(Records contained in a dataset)
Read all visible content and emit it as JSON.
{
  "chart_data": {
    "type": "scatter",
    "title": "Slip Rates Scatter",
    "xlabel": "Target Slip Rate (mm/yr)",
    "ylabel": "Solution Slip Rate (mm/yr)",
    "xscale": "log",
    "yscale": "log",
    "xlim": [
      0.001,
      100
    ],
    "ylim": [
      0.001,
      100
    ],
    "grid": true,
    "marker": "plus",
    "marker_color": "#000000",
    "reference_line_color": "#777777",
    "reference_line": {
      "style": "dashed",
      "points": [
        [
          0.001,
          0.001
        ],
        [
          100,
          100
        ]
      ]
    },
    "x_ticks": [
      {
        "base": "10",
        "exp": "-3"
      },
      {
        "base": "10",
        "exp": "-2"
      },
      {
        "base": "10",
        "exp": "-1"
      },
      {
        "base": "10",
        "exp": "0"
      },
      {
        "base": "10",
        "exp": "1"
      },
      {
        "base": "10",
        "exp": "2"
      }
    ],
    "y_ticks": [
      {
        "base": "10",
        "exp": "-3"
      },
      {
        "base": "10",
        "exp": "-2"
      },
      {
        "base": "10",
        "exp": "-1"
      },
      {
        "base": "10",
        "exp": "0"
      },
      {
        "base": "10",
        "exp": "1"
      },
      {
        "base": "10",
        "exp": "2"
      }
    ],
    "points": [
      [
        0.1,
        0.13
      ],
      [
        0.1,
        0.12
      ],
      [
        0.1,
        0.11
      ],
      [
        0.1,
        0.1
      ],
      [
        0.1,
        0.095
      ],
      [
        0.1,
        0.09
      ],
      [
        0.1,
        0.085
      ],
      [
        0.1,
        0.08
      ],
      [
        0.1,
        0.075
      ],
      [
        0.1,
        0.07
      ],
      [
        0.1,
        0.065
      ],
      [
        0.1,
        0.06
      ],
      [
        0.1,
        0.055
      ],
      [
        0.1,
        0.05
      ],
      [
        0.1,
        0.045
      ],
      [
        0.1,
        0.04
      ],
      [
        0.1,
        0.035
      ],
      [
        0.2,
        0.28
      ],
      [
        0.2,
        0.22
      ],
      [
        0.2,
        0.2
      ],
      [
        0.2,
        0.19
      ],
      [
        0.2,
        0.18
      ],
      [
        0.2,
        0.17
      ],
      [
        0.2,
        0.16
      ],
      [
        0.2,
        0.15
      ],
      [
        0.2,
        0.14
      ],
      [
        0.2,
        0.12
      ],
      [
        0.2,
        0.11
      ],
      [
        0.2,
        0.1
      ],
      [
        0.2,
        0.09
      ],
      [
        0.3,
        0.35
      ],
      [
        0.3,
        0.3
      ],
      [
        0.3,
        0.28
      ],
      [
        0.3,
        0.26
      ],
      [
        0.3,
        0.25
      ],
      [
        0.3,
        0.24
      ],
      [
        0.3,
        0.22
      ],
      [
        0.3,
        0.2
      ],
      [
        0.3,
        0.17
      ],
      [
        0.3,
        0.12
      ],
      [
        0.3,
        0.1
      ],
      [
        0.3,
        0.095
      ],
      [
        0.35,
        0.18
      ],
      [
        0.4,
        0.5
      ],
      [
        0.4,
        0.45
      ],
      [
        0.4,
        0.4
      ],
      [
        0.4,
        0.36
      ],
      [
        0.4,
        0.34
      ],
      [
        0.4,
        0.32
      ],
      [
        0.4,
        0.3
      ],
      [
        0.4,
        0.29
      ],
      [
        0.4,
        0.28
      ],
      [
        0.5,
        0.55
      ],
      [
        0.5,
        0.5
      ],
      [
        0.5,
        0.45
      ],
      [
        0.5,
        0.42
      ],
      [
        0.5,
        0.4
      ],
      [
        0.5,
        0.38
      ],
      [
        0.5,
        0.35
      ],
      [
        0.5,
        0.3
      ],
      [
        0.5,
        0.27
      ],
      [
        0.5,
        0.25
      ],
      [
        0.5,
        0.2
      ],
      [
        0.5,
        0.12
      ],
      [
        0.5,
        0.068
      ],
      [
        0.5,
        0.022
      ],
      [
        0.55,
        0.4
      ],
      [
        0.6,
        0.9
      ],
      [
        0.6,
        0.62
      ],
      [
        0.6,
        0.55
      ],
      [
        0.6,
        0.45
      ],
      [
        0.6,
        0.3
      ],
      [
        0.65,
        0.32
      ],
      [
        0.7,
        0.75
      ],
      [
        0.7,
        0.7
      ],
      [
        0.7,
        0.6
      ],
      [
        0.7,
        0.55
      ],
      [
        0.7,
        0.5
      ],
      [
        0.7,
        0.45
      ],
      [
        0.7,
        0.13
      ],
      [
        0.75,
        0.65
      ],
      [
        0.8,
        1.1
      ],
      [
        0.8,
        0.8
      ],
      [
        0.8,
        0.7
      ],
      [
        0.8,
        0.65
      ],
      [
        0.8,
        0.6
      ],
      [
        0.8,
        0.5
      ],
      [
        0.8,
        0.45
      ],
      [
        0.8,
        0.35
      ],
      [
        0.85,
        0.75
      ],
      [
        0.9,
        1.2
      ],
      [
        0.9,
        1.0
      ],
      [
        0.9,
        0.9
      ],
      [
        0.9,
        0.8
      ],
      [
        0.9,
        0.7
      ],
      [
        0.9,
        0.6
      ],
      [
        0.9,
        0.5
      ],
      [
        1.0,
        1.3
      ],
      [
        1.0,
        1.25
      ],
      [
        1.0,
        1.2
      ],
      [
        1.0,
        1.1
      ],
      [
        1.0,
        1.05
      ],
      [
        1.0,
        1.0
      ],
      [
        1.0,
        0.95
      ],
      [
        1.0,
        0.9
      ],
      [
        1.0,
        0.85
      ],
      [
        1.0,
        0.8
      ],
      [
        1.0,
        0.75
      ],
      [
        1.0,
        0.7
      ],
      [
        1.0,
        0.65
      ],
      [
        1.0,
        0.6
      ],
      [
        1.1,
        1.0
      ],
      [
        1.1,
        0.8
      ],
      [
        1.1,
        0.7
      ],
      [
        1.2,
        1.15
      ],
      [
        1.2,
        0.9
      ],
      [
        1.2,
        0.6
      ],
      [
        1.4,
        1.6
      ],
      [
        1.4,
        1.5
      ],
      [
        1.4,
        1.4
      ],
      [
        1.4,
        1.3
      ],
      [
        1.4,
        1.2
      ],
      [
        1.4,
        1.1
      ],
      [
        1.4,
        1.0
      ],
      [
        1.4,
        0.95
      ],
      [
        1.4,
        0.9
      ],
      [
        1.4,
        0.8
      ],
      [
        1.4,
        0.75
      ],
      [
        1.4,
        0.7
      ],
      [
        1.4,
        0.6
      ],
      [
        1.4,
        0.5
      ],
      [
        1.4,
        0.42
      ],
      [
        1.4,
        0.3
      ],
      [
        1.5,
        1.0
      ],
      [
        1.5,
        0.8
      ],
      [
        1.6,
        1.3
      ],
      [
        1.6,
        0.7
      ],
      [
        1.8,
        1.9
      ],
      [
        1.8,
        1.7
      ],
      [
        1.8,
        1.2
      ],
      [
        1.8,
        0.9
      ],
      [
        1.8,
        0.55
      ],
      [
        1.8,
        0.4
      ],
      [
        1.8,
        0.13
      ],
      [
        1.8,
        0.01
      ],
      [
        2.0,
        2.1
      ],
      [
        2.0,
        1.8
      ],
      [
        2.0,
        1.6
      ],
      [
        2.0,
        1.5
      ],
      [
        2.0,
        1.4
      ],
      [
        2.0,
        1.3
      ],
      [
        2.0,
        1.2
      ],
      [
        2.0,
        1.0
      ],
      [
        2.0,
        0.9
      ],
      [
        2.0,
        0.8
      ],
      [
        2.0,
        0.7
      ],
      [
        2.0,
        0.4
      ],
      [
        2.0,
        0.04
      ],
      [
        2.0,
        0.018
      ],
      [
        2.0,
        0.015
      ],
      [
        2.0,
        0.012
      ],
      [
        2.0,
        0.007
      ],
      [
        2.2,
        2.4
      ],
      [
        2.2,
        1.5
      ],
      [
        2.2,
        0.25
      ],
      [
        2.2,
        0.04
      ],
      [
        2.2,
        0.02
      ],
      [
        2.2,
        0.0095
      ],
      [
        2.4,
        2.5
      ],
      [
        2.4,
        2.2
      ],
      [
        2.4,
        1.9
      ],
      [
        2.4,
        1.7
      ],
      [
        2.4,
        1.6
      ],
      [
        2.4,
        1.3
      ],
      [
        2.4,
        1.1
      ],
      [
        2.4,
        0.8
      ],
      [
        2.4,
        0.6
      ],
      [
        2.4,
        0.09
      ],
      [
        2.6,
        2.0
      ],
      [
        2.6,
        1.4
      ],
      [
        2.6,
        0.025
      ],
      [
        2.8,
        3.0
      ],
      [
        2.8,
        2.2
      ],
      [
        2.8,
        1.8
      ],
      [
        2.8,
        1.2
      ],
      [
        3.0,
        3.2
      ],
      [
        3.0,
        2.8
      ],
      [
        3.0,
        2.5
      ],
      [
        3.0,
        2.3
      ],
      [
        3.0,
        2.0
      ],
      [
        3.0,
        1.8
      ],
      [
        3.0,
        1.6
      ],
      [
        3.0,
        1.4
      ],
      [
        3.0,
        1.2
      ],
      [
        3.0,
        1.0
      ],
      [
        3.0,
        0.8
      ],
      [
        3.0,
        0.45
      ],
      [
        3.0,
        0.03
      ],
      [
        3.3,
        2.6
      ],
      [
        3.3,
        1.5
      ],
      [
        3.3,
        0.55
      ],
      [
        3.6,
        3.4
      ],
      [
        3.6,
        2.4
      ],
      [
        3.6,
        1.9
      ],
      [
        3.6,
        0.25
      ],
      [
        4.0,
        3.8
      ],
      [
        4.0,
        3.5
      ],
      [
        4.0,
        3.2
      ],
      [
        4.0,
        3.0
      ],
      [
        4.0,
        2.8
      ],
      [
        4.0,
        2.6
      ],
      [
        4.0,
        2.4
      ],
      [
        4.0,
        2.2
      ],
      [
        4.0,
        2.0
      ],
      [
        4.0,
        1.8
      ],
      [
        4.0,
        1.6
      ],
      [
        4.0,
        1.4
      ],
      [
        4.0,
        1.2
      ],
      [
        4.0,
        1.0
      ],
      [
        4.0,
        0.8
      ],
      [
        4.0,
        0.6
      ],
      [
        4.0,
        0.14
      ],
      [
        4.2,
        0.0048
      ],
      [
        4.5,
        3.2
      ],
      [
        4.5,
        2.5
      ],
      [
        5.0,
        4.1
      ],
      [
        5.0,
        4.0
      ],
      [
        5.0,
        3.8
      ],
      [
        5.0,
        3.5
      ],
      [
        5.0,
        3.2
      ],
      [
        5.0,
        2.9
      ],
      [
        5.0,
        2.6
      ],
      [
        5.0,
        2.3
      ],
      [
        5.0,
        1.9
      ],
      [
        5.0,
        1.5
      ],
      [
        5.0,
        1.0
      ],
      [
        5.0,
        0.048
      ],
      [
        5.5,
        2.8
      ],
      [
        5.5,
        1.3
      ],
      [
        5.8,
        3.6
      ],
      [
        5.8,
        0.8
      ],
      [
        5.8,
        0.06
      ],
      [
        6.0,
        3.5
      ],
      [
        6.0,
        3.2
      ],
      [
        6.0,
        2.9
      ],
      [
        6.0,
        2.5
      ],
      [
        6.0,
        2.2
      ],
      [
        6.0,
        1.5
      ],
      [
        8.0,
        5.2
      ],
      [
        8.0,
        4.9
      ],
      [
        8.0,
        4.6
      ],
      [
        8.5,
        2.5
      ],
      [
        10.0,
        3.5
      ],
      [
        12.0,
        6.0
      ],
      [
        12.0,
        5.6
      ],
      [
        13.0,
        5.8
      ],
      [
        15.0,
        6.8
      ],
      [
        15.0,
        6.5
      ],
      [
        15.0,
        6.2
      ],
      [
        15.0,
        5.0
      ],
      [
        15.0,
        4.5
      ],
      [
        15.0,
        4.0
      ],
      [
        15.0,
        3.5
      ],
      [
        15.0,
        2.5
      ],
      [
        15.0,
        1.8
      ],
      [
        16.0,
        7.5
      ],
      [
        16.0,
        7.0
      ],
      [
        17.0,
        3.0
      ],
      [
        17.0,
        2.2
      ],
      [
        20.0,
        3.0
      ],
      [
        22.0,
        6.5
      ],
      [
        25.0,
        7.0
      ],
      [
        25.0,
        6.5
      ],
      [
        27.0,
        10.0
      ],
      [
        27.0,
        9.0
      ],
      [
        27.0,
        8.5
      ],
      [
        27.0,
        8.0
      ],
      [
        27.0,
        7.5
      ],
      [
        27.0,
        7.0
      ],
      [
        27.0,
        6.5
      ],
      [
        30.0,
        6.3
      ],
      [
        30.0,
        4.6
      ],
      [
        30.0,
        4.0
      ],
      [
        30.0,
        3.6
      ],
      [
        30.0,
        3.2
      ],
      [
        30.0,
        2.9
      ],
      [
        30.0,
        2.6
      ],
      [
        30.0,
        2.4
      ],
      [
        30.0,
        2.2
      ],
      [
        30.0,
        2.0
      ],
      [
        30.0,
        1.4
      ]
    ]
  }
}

== WHAT THE TASK REQUIRES ==
Give the number of lines where the string "Slip" occurs, without any further text.

== ANSWER ==
3